Advice on coping strategies

2 replies

CalmBeforeStorm01 · 12/09/2022 08:26

I am a single mum of an adult daughter., we have no other family. Since she was a teenager, she has suffered from a dermatological condition that flares up and causes severe pain and discomfort. There is no cure, and very little understanding and knowledge of the condition in the medical profession worldwide.

She has been suffering from widespread flareups for around 18 months now and my heart breaks for the pain she experiences and the damage it is doing to her lovely skin.

There are no treatments for this condition, only experiments - try this, try that, see if it works. Also the NHS doesn't have any care plans in place for sufferers who are believed to be 1 in 10 of the population, most of them not reporting it to their doctor. This means every time she has a flare-up, and is screaming in pain, very little help is available apart from going to A & E. All they can do is offer strong painkillers and send her home until next time. The next time is usually the next day.

■ ■ ■ ■ ■ ■ ■

§ EXPLORE THE MATERIAL
(a) From the forum post about the daughter's skin condition, list each thing the writer states there is none of.
(b) Answer these questions from the forum post about the daughter's skin condition:
(i) For roughly how long has the daughter had widespread flare-ups?
(ii) What share of the population is believed to have the condition?
(iii) What can A & E do for her during a flare-up?
(c) Carry on the forum post about the daughter's skin condition from its final sentence.

§ DATA PROVIDED
■ ■ ■ ■ ■ ■ ■

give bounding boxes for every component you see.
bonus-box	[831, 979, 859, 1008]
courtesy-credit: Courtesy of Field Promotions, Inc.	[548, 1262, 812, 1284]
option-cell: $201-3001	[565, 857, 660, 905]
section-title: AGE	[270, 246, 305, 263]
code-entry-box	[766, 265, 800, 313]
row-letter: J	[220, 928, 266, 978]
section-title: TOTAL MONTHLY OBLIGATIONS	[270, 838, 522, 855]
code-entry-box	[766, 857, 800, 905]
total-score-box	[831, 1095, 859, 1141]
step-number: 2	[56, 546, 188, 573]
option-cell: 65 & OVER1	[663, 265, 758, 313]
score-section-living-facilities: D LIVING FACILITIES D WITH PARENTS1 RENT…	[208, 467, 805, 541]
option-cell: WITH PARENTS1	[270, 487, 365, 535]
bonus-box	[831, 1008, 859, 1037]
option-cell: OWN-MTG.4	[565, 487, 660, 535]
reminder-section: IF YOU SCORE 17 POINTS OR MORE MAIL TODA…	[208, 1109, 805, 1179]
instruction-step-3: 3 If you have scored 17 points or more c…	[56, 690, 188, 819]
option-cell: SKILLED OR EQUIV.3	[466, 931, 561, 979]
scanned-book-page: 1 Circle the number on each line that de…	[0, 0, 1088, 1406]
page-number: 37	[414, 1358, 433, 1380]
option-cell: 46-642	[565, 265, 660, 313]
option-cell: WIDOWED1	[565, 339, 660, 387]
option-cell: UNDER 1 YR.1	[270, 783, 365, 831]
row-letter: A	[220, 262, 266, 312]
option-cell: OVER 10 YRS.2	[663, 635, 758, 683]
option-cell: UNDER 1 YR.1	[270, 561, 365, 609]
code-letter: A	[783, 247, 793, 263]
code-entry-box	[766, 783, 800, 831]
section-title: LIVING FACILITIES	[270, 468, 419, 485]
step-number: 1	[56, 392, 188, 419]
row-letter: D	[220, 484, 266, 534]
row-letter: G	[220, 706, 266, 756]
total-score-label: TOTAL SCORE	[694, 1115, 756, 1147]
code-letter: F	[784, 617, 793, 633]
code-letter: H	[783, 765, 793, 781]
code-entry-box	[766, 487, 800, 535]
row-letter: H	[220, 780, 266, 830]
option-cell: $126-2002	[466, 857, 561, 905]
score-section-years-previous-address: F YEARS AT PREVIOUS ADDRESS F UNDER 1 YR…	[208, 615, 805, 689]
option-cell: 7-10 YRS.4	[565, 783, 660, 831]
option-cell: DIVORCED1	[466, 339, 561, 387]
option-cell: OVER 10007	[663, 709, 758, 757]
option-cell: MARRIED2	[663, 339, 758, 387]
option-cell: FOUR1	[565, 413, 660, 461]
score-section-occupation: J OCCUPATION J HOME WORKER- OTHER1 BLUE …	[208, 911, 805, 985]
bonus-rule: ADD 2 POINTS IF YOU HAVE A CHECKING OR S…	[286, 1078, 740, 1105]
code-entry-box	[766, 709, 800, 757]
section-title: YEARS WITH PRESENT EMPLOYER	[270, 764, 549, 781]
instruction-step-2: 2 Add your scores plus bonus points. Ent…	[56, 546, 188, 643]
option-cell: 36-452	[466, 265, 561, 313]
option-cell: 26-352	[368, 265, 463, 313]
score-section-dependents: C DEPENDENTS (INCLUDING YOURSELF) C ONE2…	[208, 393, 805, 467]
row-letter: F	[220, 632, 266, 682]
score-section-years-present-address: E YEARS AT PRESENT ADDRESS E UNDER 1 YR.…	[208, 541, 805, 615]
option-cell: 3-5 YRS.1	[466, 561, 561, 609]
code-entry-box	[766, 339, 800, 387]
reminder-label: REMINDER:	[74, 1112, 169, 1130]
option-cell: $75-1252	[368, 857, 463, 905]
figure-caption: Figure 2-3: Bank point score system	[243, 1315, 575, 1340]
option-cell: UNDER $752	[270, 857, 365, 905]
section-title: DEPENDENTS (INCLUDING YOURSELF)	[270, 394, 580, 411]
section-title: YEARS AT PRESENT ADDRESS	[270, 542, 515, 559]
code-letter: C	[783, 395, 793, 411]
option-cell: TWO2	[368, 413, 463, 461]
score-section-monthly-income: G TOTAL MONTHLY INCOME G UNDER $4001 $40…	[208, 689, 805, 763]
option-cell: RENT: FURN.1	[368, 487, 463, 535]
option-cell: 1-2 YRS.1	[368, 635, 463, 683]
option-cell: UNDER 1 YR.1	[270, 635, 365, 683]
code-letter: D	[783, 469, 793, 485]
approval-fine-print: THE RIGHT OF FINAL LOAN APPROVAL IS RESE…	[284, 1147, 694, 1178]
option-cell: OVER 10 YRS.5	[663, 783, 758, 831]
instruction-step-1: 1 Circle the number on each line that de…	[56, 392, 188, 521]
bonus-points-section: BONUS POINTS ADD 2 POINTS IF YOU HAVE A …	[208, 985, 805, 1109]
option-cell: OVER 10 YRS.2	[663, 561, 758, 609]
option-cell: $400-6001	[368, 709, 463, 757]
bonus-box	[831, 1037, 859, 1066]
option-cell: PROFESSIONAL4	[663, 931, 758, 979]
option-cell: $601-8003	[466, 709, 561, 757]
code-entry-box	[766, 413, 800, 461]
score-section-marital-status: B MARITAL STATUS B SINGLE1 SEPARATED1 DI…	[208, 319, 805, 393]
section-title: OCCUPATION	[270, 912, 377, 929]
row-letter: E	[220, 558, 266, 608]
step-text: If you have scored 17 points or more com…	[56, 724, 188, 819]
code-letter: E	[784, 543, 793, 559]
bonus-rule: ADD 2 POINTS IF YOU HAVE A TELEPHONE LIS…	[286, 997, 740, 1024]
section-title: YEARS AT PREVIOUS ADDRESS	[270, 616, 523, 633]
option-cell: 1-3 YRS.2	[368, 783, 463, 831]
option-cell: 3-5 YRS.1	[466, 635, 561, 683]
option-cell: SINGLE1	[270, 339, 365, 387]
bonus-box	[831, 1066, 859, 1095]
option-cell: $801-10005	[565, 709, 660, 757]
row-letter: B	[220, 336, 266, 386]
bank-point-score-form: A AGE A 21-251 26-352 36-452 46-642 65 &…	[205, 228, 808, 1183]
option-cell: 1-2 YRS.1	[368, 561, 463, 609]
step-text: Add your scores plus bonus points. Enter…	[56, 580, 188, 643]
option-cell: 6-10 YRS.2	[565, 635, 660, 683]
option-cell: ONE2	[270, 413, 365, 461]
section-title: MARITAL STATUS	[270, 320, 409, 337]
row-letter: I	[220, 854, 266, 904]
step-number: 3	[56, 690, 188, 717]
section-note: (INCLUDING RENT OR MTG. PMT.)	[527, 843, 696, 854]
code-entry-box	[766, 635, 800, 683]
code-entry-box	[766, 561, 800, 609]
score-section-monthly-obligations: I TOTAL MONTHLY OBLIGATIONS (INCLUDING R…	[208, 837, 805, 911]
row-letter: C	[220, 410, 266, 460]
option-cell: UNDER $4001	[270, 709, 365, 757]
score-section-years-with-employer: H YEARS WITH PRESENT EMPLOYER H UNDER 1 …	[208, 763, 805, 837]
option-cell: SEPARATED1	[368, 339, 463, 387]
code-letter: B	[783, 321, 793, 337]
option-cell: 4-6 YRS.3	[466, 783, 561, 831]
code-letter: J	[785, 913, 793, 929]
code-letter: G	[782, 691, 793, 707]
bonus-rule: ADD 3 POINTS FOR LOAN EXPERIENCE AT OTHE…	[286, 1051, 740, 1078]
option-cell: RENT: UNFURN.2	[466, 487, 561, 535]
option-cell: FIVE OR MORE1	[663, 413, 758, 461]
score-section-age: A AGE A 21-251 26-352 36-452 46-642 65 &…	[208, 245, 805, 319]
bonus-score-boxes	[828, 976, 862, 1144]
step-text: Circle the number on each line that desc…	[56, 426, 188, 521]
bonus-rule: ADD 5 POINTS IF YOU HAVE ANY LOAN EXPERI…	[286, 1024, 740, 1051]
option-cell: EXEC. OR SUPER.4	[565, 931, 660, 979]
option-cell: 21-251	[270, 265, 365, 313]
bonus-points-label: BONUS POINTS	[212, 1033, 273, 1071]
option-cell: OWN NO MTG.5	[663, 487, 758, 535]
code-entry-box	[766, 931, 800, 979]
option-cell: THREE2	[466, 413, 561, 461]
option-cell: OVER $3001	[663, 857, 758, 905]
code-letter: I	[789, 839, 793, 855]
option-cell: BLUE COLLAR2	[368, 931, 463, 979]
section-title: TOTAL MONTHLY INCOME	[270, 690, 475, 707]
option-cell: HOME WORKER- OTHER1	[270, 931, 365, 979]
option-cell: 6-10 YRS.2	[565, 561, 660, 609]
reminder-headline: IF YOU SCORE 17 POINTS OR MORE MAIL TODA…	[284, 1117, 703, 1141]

■ ■ ■ ■ ■ ■ ■

§ OUTPUTS IN ORDER
(a)
- Other family
- A cure for the condition
- Treatments for the condition
- NHS care plans for sufferers

(b)
(i) Around 18 months.
(ii) 1 in 10.
(iii) Offer strong painkillers and send her home until the next time.

(c)
I do everything I can to support her and make her life as easy as possible but she is so rude and sarcastic to me. While I understand it is so difficult for her (and I would swap places with her in a heartbeat), I'm exhausted and at the end of my tether. I have a professional job that requires my focus and a child who also requires my focus and I feel torn in two. I can't afford not to work, or to take a job with less responsibility because to do so would be financially unviable.

Things came to a head as she went away for the weekend, after being in A & E the previous night and knowing she wasn't well enough to go. She messaged me in the night to say she was so ill, I went into mass panic as she was 3 hours away so I felt helpless. Yet, she refused to come home the next morning but told me I should call work and tell them I would need to take Monday off so I could take her back to the hospital. I told her I couldn't keep taking time off unless it was an emergency so she's now in a huff with me and isn't speaking to me.

I'm probably the one at fault here but right now I can't see it and I know I can always rely on Mumsnetters to tell it how it is.

OP posts:
Opentooffers · 12/09/2022 09:59

If its 1 in 10 people, there will be more knowledge about it than you think - was that a typo, maybe 1 in 100/1000?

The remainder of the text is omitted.